- _DESCRIPTION OF THE TASK_
Please quote every line word for word.

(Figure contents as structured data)

+---+

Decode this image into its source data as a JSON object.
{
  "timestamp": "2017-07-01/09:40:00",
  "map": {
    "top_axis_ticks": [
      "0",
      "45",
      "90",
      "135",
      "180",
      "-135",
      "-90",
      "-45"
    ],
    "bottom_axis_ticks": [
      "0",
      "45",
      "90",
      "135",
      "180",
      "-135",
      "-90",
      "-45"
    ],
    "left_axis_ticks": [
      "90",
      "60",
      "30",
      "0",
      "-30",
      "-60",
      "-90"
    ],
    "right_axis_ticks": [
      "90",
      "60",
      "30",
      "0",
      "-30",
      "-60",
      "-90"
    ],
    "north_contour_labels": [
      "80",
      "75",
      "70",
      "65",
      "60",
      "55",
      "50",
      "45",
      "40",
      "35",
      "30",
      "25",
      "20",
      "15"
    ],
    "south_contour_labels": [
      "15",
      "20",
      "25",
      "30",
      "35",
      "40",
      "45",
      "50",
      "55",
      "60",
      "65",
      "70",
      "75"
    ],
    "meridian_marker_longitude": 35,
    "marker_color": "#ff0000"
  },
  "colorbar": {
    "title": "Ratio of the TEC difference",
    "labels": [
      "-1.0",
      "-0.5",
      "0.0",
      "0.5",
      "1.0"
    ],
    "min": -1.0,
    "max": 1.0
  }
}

+---+

- _CORRECT ANSWER_
Decode this image into its source data as a JSON object.
{
  "timestamp": "2017-07-01/09:40:00",
  "map": {
    "top_axis_ticks": [
      "0",
      "45",
      "90",
      "135",
      "180",
      "-135",
      "-90",
      "-45"
    ],
    "bottom_axis_ticks": [
      "0",
      "45",
      "90",
      "135",
      "180",
      "-135",
      "-90",
      "-45"
    ],
    "left_axis_ticks": [
      "90",
      "60",
      "30",
      "0",
      "-30",
      "-60",
      "-90"
    ],
    "right_axis_ticks": [
      "90",
      "60",
      "30",
      "0",
      "-30",
      "-60",
      "-90"
    ],
    "north_contour_labels": [
      "80",
      "75",
      "70",
      "65",
      "60",
      "55",
      "50",
      "45",
      "40",
      "35",
      "30",
      "25",
      "20",
      "15"
    ],
    "south_contour_labels": [
      "15",
      "20",
      "25",
      "30",
      "35",
      "40",
      "45",
      "50",
      "55",
      "60",
      "65",
      "70",
      "75"
    ],
    "meridian_marker_longitude": 35,
    "marker_color": "#ff0000"
  },
  "colorbar": {
    "title": "Ratio of the TEC difference",
    "labels": [
      "-1.0",
      "-0.5",
      "0.0",
      "0.5",
      "1.0"
    ],
    "min": -1.0,
    "max": 1.0
  }
}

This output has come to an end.